-- The task --
Give the data below again exactly as written, without its pictures.

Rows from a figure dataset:
+---+

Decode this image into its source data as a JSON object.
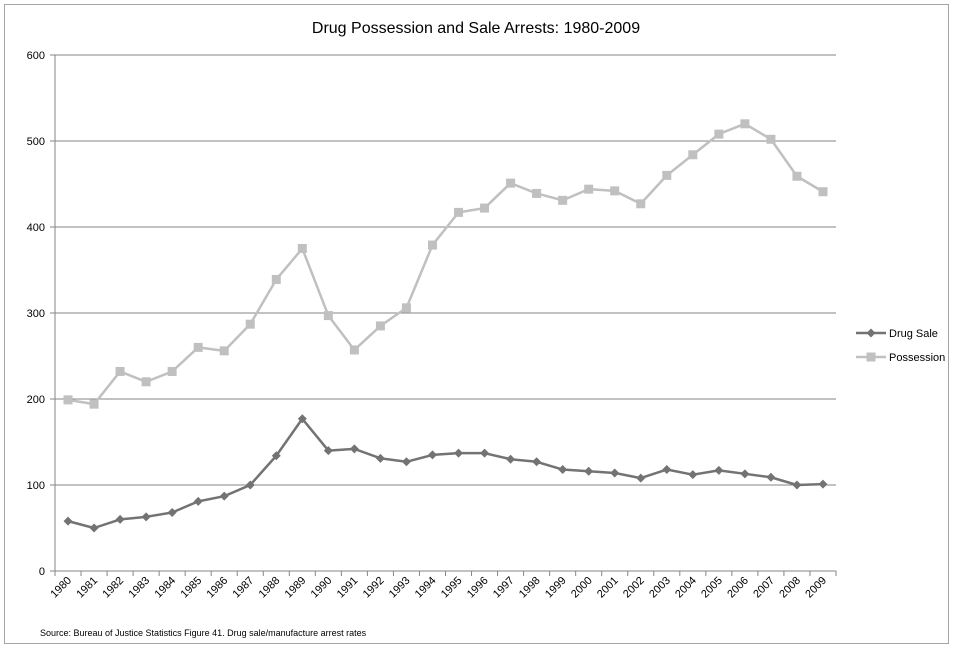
{
  "chart_data": {
    "type": "line",
    "title": "Drug Possession and Sale Arrests: 1980-2009",
    "source": "Source: Bureau of Justice Statistics Figure 41. Drug sale/manufacture arrest rates",
    "ylim": [
      0,
      600
    ],
    "yticks": [
      "0",
      "100",
      "200",
      "300",
      "400",
      "500",
      "600"
    ],
    "grid": true,
    "legend_position": "right",
    "categories": [
      "1980",
      "1981",
      "1982",
      "1983",
      "1984",
      "1985",
      "1986",
      "1987",
      "1988",
      "1989",
      "1990",
      "1991",
      "1992",
      "1993",
      "1994",
      "1995",
      "1996",
      "1997",
      "1998",
      "1999",
      "2000",
      "2001",
      "2002",
      "2003",
      "2004",
      "2005",
      "2006",
      "2007",
      "2008",
      "2009"
    ],
    "series": [
      {
        "name": "Drug Sale",
        "color": "#737373",
        "marker": "diamond",
        "values": [
          58,
          50,
          60,
          63,
          68,
          81,
          87,
          100,
          134,
          177,
          140,
          142,
          131,
          127,
          135,
          137,
          137,
          130,
          127,
          118,
          116,
          114,
          108,
          118,
          112,
          117,
          113,
          109,
          100,
          101
        ]
      },
      {
        "name": "Possession",
        "color": "#c0c0c0",
        "marker": "square",
        "values": [
          199,
          194,
          232,
          220,
          232,
          260,
          256,
          287,
          339,
          375,
          297,
          257,
          285,
          306,
          379,
          417,
          422,
          451,
          439,
          431,
          444,
          442,
          427,
          460,
          484,
          508,
          520,
          502,
          459,
          441
        ]
      }
    ]
  }
}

+---+

-- Task solution --
Decode this image into its source data as a JSON object.
{
  "chart_data": {
    "type": "line",
    "title": "Drug Possession and Sale Arrests: 1980-2009",
    "source": "Source: Bureau of Justice Statistics Figure 41. Drug sale/manufacture arrest rates",
    "ylim": [
      0,
      600
    ],
    "yticks": [
      "0",
      "100",
      "200",
      "300",
      "400",
      "500",
      "600"
    ],
    "grid": true,
    "legend_position": "right",
    "categories": [
      "1980",
      "1981",
      "1982",
      "1983",
      "1984",
      "1985",
      "1986",
      "1987",
      "1988",
      "1989",
      "1990",
      "1991",
      "1992",
      "1993",
      "1994",
      "1995",
      "1996",
      "1997",
      "1998",
      "1999",
      "2000",
      "2001",
      "2002",
      "2003",
      "2004",
      "2005",
      "2006",
      "2007",
      "2008",
      "2009"
    ],
    "series": [
      {
        "name": "Drug Sale",
        "color": "#737373",
        "marker": "diamond",
        "values": [
          58,
          50,
          60,
          63,
          68,
          81,
          87,
          100,
          134,
          177,
          140,
          142,
          131,
          127,
          135,
          137,
          137,
          130,
          127,
          118,
          116,
          114,
          108,
          118,
          112,
          117,
          113,
          109,
          100,
          101
        ]
      },
      {
        "name": "Possession",
        "color": "#c0c0c0",
        "marker": "square",
        "values": [
          199,
          194,
          232,
          220,
          232,
          260,
          256,
          287,
          339,
          375,
          297,
          257,
          285,
          306,
          379,
          417,
          422,
          451,
          439,
          431,
          444,
          442,
          427,
          460,
          484,
          508,
          520,
          502,
          459,
          441
        ]
      }
    ]
  }
}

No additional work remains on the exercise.